--- DOCUMENT SECTION ---

>> begin

I grew up with just one sink and we just piled dirty dishes on the counter. It's a source of frustration because even with a dishwasher MuddDude piles them in the sink and then we can't use the sink.
posted by muddgirl at 10:12 PM on December 20, 2019 [3 favorites]

The Down-Unders live in a land full of horrible venomous creatures and yet the country is still populated.

The Australians live in a land full of horrible venomous creatures and yet the country is still populated.

FTFY - on behalf of my fellow Kiwis.
posted by maupuia at 10:19 PM on December 20, 2019 [4 favorites]

I'd offer you a rebuttal but I refuse to call it buttle rubbies.
posted by Your Childhood Pet Rock at 10:29 PM on December 20, 2019 [1 favorite]

If maupuia wants kiwis to be known as less hardy than Australians, I will rescind my previous statement.
posted by hippybear at 10:36 PM on December 20, 2019 [1 favorite]

studio audience: WhoooOOOOOOOOooooooahhhhhh
posted by Greg_Ace at 11:47 PM on December 20, 2019 [4 favorites]

I'm Australian and I've bullied everyone I've lived with into becoming a rinser, it's truly psychotic to stack your dishes on the drying rack with suds still adhering to them. You can TASTE it come the next meal!!!
posted by nicolas léonard sadi carnot at 11:56 PM on December 20, 2019 [34 favorites]

>I hate letting warm sudsy water down the drain, but I have to keep doing that if I want to rinse my dishes

Everyone with a single sink that wants to rinse their dishes, pro tip: find a square plastic washtub that is slightly smaller than your sink, nest them, and do your sudsy dishwashing in the tub as a modern day dishpan. When you need to rinse either before or after soaping, use the faucet and direct the water between the tub and your sink. Two sinks in one! When you’re done, just tip and dump the tub, rinse it and the sink to your level of fastidiousness, stand the tub on its side and let it dry in the sink.

You do need a faucet with a movable flexible head, and some space in a cupboard nearby for the tub. But running hot water down the drain the whole time you dishwash is expensive.
posted by anthill at 12:25 AM on December 21, 2019 [12 favorites]

I brush the dishes off with one of two old Heller brushes I've had for some 30 years and steam weekly, rinsing them as I go; then I put them in an empty and dry dishpan I've had almost as long; then I put a few drops of dish liquid on a Scotchbrite no scratch sponge and sponge the dishes thoroughly, stacking them on a glass counter protector which fits by friction into my white enameled cast iron sink and sits about two inches above the bottom of the sink, turn the water on, rinse them and put them in a wire dish drainer which is so old the plastic is splitting away from the wires. I may replace it with a stainless steel wire dish drainer I have in waiting, or I may just peel all the plastic off the wires and use the drainer bare since the exposed wires seem to be rust resistant, though not stainless. I don't like the dish pan sitting in the bottom of the sink, so I have another counter protector, this one ceramic, which fits into the sink about an inch above the bottom for the dishpan to sit on. I was worried the counter protectors would spall the enamel of the sink, but I've been doing it this way for over a decade with no discernible chipping.

>> end

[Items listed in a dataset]

>> begin

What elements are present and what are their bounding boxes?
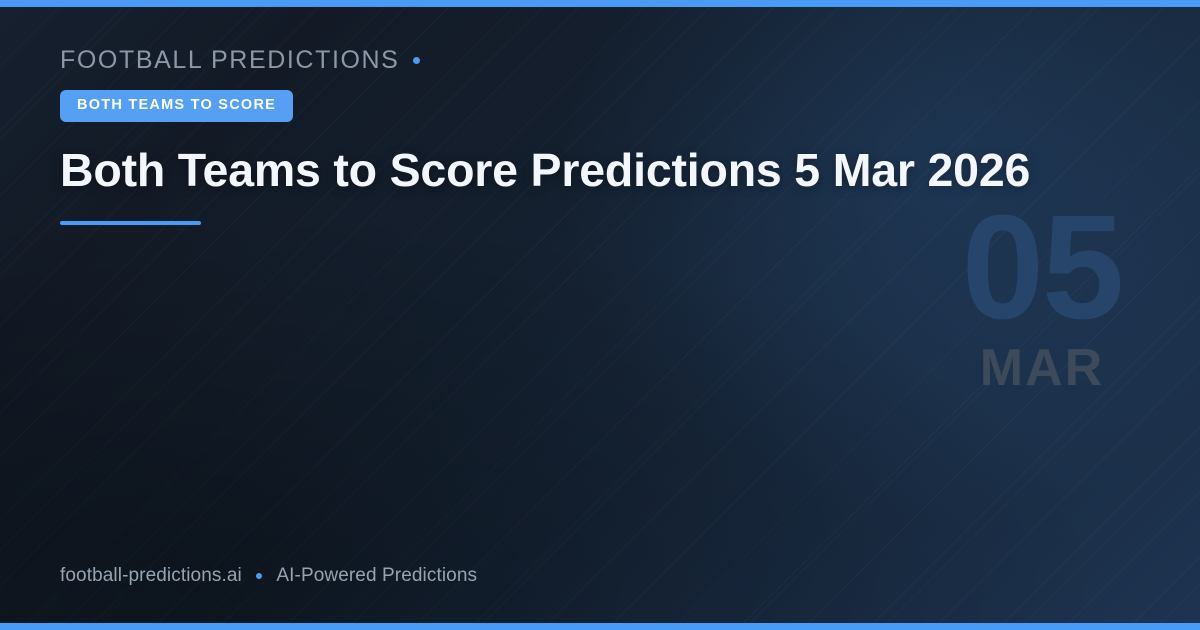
- bottom-accent-bar: [0, 623, 1200, 630]
- page-title: Both Teams to Score Predictions 5 Mar 20…: [60, 144, 1070, 196]
- og-share-card: 05 MAR FOOTBALL PREDICTIONS BOTH TEAMS T…: [0, 0, 1200, 630]
- bullet-dot-icon: [256, 573, 263, 580]
- category-badge: BOTH TEAMS TO SCORE: [60, 90, 293, 122]
- date-month: MAR: [942, 342, 1142, 394]
- date-day: 05: [942, 206, 1142, 330]
- title-accent-rule: [60, 221, 201, 225]
- card-content: FOOTBALL PREDICTIONS BOTH TEAMS TO SCORE…: [60, 0, 1100, 225]
- top-accent-bar: [0, 0, 1200, 7]
- date-badge: 05 MAR: [942, 206, 1142, 394]
- eyebrow: FOOTBALL PREDICTIONS: [60, 45, 1100, 75]
- eyebrow-label: FOOTBALL PREDICTIONS: [60, 46, 399, 75]
- footer-site-name: football-predictions.ai: [60, 565, 242, 587]
- footer: football-predictions.ai AI-Powered Predi…: [60, 565, 477, 587]
- bullet-dot-icon: [413, 57, 420, 64]
- footer-tagline: AI-Powered Predictions: [276, 565, 477, 587]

>> end

--- JOBS ---
[A] Answer these questions about the dishwashing thread:
(i) Where does MuddDude pile the dishes, according to muddgirl?
(ii) What does anthill suggest nesting inside a single sink?
(iii) For how long has the writer of the final comment been resting dishes on counter protectors in the sink?
[B] Reproduce the passage of the dishwashing thread from "posted by maupuia" up to and including "the next meal!!!".
The listing has no connection to the dishwashing thread.

--- PROBLEM SOLUTIONS ---
[A]
(i) In the sink.
(ii) A square plastic washtub that is slightly smaller than the sink.
(iii) For over a decade.

[B]
posted by maupuia at 10:19 PM on December 20, 2019 [4 favorites]

I'd offer you a rebuttal but I refuse to call it buttle rubbies.
posted by Your Childhood Pet Rock at 10:29 PM on December 20, 2019 [1 favorite]

If maupuia wants kiwis to be known as less hardy than Australians, I will rescind my previous statement.
posted by hippybear at 10:36 PM on December 20, 2019 [1 favorite]

studio audience: WhoooOOOOOOOOooooooahhhhhh
posted by Greg_Ace at 11:47 PM on December 20, 2019 [4 favorites]

I'm Australian and I've bullied everyone I've lived with into becoming a rinser, it's truly psychotic to stack your dishes on the drying rack with suds still adhering to them. You can TASTE it come the next meal!!!